## GIVEN TEXT
Steven Gerrard's on-and-off love affair with Liverpool's money held our interest for fifteen minutes before Patrick Vieira's move to Juventus took us all by surprise. Shaun Wright Phillips' inevitable transfer to Chelsea finally took place, but other than that, the summer has been a case of same-old-same-old.
Despite boring their way to UEFA Cup football, Bolton still can't/won't sign anyone younger than 47, Rafa Benitez proved his dedication to English football by choosing to sign a Spanish speaking player with a damaged cruciate ligament over any number of English players and Manchester United signed a quite handy Korean player who, if he doesn't manage to get a starting berth in the midfield, should help them flog a few shirts in the Far East.
Let's do this.....
"Make me attractive, so sexy and thin."
The British summer wouldn't be complete without at least forty days of rain and lots and lots and lots of transfer speculation from sports journalists who can't get their head around tennis or cricket. Over the course of the summer, lazy scribes across Britain linked Boro with the following bunch of no-hopers, over the hill miscreants, and a few names that only exist to boost Scrabble scores:
Deep breath... Graz AK midfielder Rene Aufhauser, Austrian leg breaker Emanuel Pogatetz, curly-haired jogger Owen Hargreaves, Uruguayan striker Walter Pandiani, Barcelona's out of favour playmaker Juan Roman Riquelme, Fergie's current favourite Darren Fletcher, former Gladiator Wolf, overweight Malaria sufferer Yakubu, George Boateng's best friend Joao Moutinho, the man with the most irritating celebration in football Robbie Keane, former WWF Champion The Ultimate Warrior, Spanish centre forward Raul Tamudo, Stephan "the roof, the roof, the roof is" Appiah, Croatian centre half Igor Tudor, Lancashire's leading socialist Gary Neville, Sheffield United's Phil Jagielka, Seven Year Itch star Tom Ewell, Portuguese winger Luis Boa Morte, aging Portuguese defender Fernando Couto, rat faced tosser Craig Bellamy, Bolton's giant centre back Rahdi Jaidi, Dutch shilly shallier Andy van der Meyde, diminutive Argentinean Javier Saviola, the latest edition to the comedy show up the road Emre, Parma striker Dominico Morfeo, Greek midfielder Giorgios Karagounis, Michelangelo's David, Wolves defender Joleon Lescott, the worst player in Scotland Bobo Balde, Anatoli Tymoschuk of Shakhtar Donetsk, 257 year-old winger Luis Figo, Real Madrid's 18th choice striker Michael Owen, shoddy Birmingham defender Matthew Upson, own goal merchant Danny Higginbotham, Predator lookalike drug lover Edgar Davids, author of the supremely overrated 'Da Vinci Code' Dan Brown, Australian centre back Ljubo Milicevic, 18ft 10" Zat Knight, National Bucharest's John McKean, gormless Phil Neville, useless Jason Euell, Benfica stopper Ricardo Rocha, Butthole Surfers guitarist Paul Leary, recently relegated left back Olivier Bernard, Rangers midfielder Peter Lovenkrands, former Borussia Monchengladbach defender Craig Moore and diamond earring wearing gypsy botherer Kieron Dyer... and breathe.

## LISTED RECORDS
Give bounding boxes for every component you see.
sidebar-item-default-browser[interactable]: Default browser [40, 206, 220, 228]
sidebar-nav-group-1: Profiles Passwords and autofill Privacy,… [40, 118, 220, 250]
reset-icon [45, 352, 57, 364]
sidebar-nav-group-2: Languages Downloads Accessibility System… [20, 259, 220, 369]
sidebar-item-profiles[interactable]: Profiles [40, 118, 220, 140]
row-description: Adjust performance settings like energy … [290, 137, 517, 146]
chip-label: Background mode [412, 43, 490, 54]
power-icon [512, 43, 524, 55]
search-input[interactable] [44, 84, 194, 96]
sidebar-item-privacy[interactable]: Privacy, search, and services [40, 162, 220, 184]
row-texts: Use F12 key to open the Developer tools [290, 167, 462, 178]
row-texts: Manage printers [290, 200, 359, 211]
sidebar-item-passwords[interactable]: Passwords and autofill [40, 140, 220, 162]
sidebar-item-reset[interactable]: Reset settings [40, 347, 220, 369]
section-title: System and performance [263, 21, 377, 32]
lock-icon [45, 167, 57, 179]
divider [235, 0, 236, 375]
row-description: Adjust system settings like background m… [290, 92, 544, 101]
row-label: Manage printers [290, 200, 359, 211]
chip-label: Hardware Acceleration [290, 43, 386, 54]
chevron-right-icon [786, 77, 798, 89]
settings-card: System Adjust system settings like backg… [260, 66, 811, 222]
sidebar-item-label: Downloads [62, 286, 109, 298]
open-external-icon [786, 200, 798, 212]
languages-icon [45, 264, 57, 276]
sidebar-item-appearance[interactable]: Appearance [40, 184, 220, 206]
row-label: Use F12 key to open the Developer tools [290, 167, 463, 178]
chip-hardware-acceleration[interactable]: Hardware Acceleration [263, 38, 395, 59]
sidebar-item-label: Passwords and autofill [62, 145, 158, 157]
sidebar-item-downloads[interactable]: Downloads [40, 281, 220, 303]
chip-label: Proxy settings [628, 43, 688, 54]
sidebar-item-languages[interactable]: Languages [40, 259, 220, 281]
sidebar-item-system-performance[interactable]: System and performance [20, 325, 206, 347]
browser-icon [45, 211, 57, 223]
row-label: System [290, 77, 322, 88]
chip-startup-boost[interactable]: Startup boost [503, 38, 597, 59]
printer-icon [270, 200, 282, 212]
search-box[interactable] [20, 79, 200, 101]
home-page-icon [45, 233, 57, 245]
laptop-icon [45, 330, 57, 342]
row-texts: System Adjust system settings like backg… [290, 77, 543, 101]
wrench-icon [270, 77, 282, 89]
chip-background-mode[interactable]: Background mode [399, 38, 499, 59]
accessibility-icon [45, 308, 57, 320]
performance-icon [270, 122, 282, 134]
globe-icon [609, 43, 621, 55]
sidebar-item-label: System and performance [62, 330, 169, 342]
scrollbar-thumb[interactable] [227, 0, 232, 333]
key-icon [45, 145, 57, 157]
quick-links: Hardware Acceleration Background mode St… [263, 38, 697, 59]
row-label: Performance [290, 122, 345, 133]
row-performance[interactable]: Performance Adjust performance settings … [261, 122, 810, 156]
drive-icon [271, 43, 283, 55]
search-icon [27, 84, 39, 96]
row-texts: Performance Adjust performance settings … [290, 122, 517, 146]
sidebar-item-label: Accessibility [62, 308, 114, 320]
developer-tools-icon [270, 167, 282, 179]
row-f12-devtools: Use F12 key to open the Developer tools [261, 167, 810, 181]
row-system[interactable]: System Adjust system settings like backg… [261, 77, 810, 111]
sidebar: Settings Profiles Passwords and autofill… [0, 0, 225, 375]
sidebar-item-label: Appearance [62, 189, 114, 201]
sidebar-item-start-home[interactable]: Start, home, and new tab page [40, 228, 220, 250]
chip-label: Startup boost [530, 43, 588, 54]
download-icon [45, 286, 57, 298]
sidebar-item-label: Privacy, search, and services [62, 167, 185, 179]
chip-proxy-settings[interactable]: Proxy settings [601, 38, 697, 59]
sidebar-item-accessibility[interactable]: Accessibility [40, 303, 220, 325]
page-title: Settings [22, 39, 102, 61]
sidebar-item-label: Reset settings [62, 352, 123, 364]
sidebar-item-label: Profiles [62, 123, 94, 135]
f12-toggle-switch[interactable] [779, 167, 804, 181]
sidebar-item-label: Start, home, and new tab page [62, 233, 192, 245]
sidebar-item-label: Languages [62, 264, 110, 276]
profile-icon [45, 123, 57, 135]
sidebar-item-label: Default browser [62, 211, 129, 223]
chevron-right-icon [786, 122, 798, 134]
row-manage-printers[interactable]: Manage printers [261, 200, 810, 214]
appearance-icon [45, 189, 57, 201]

## SET EXERCISE 1
From the summer transfer piece, return the passage from "Despite boring their" to "Let's do this.....".
## SET EXERCISE 2
According to the summer transfer piece, which club did Shaun Wright Phillips join?
## SET EXERCISE 3
Write what comes next in the summer transfer piece, picking up after its final sentence.

## EXPECTED OUTPUT 1
Despite boring their way to UEFA Cup football, Bolton still can't/won't sign anyone younger than 47, Rafa Benitez proved his dedication to English football by choosing to sign a Spanish speaking player with a damaged cruciate ligament over any number of English players and Manchester United signed a quite handy Korean player who, if he doesn't manage to get a starting berth in the midfield, should help them flog a few shirts in the Far East.
Let's do this.....

## EXPECTED OUTPUT 2
Chelsea

## EXPECTED OUTPUT 3
"I want to pledge allegiance to the country where I live."
While those of us who call London home were busy being defiant (stand outside our offices for two minutes in silence, that'll show 'em), it was heartening to know that the rest of Britain wasn't exempt from some terrorism-related paranoia.
While members of Scotland Yard were busy gunning down anyone near a tube station who looked a bit foreign or was wearing a rucksack or a big coat, Boro's scheduled pre-season trouncing of Darlington was abandoned because of a bomb threat. The match - which was a testimonial for former Boro and Darlo defender Craig Liddle - had to be evacuated at half time after police received a tip-off that a bomb was within the stadium.
While a statement from Durham Police read, "At about 15:38, a telephone call was received from a man suggesting there was a bomb within Darlington's football stadium," the truth is that the Police were alarmed after seeing an African man at the side of the pitch who appeared to have some bulky device stuffed up his shirt. After some investigation it turned out that it was just Yakubu sitting on the subs' bench.
"Want to bury me under a mound of shopping bags."
Malcolm Christie went a whole summer without breaking his leg. It's true, I swear.
"Baby, all that caffeine causes bad dreams."
The list of players who were linked with moves to Boro might have been longer than Ron Jeremy's wang but, in what seems to be a break in Steve McClaren's transfer policy, there were a few players who were linked with moves out of The Riverside.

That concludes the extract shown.